§ **AIM**
Give the listing again character for character, but drop the images.

§ **INPUT FOR THIS TASK**
_ _ _ _
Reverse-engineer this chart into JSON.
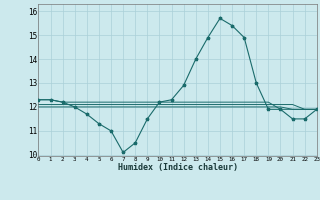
{
  "background_color": "#cce9ed",
  "grid_color": "#aad0d8",
  "line_color": "#1a6b6b",
  "xlabel": "Humidex (Indice chaleur)",
  "xlim": [
    0,
    23
  ],
  "ylim": [
    9.95,
    16.3
  ],
  "yticks": [
    10,
    11,
    12,
    13,
    14,
    15,
    16
  ],
  "xticks": [
    0,
    1,
    2,
    3,
    4,
    5,
    6,
    7,
    8,
    9,
    10,
    11,
    12,
    13,
    14,
    15,
    16,
    17,
    18,
    19,
    20,
    21,
    22,
    23
  ],
  "hours": [
    0,
    1,
    2,
    3,
    4,
    5,
    6,
    7,
    8,
    9,
    10,
    11,
    12,
    13,
    14,
    15,
    16,
    17,
    18,
    19,
    20,
    21,
    22,
    23
  ],
  "main_series": [
    12.3,
    12.3,
    12.2,
    12.0,
    11.7,
    11.3,
    11.0,
    10.1,
    10.5,
    11.5,
    12.2,
    12.3,
    12.9,
    14.0,
    14.9,
    15.7,
    15.4,
    14.9,
    13.0,
    11.9,
    11.9,
    11.5,
    11.5,
    11.9
  ],
  "flat1": [
    12.3,
    12.3,
    12.2,
    12.2,
    12.2,
    12.2,
    12.2,
    12.2,
    12.2,
    12.2,
    12.2,
    12.2,
    12.2,
    12.2,
    12.2,
    12.2,
    12.2,
    12.2,
    12.2,
    12.2,
    11.9,
    11.9,
    11.9,
    11.9
  ],
  "flat2": [
    12.0,
    12.0,
    12.0,
    12.0,
    12.0,
    12.0,
    12.0,
    12.0,
    12.0,
    12.0,
    12.0,
    12.0,
    12.0,
    12.0,
    12.0,
    12.0,
    12.0,
    12.0,
    12.0,
    12.0,
    12.0,
    11.9,
    11.9,
    11.9
  ],
  "flat3": [
    12.1,
    12.1,
    12.1,
    12.1,
    12.1,
    12.1,
    12.1,
    12.1,
    12.1,
    12.1,
    12.1,
    12.1,
    12.1,
    12.1,
    12.1,
    12.1,
    12.1,
    12.1,
    12.1,
    12.1,
    12.1,
    12.1,
    11.9,
    11.9
  ]
}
_ _ _ _
§ **WRITTEN REPLY**
Reverse-engineer this chart into JSON.
{
  "background_color": "#cce9ed",
  "grid_color": "#aad0d8",
  "line_color": "#1a6b6b",
  "xlabel": "Humidex (Indice chaleur)",
  "xlim": [
    0,
    23
  ],
  "ylim": [
    9.95,
    16.3
  ],
  "yticks": [
    10,
    11,
    12,
    13,
    14,
    15,
    16
  ],
  "xticks": [
    0,
    1,
    2,
    3,
    4,
    5,
    6,
    7,
    8,
    9,
    10,
    11,
    12,
    13,
    14,
    15,
    16,
    17,
    18,
    19,
    20,
    21,
    22,
    23
  ],
  "hours": [
    0,
    1,
    2,
    3,
    4,
    5,
    6,
    7,
    8,
    9,
    10,
    11,
    12,
    13,
    14,
    15,
    16,
    17,
    18,
    19,
    20,
    21,
    22,
    23
  ],
  "main_series": [
    12.3,
    12.3,
    12.2,
    12.0,
    11.7,
    11.3,
    11.0,
    10.1,
    10.5,
    11.5,
    12.2,
    12.3,
    12.9,
    14.0,
    14.9,
    15.7,
    15.4,
    14.9,
    13.0,
    11.9,
    11.9,
    11.5,
    11.5,
    11.9
  ],
  "flat1": [
    12.3,
    12.3,
    12.2,
    12.2,
    12.2,
    12.2,
    12.2,
    12.2,
    12.2,
    12.2,
    12.2,
    12.2,
    12.2,
    12.2,
    12.2,
    12.2,
    12.2,
    12.2,
    12.2,
    12.2,
    11.9,
    11.9,
    11.9,
    11.9
  ],
  "flat2": [
    12.0,
    12.0,
    12.0,
    12.0,
    12.0,
    12.0,
    12.0,
    12.0,
    12.0,
    12.0,
    12.0,
    12.0,
    12.0,
    12.0,
    12.0,
    12.0,
    12.0,
    12.0,
    12.0,
    12.0,
    12.0,
    11.9,
    11.9,
    11.9
  ],
  "flat3": [
    12.1,
    12.1,
    12.1,
    12.1,
    12.1,
    12.1,
    12.1,
    12.1,
    12.1,
    12.1,
    12.1,
    12.1,
    12.1,
    12.1,
    12.1,
    12.1,
    12.1,
    12.1,
    12.1,
    12.1,
    12.1,
    12.1,
    11.9,
    11.9
  ]
}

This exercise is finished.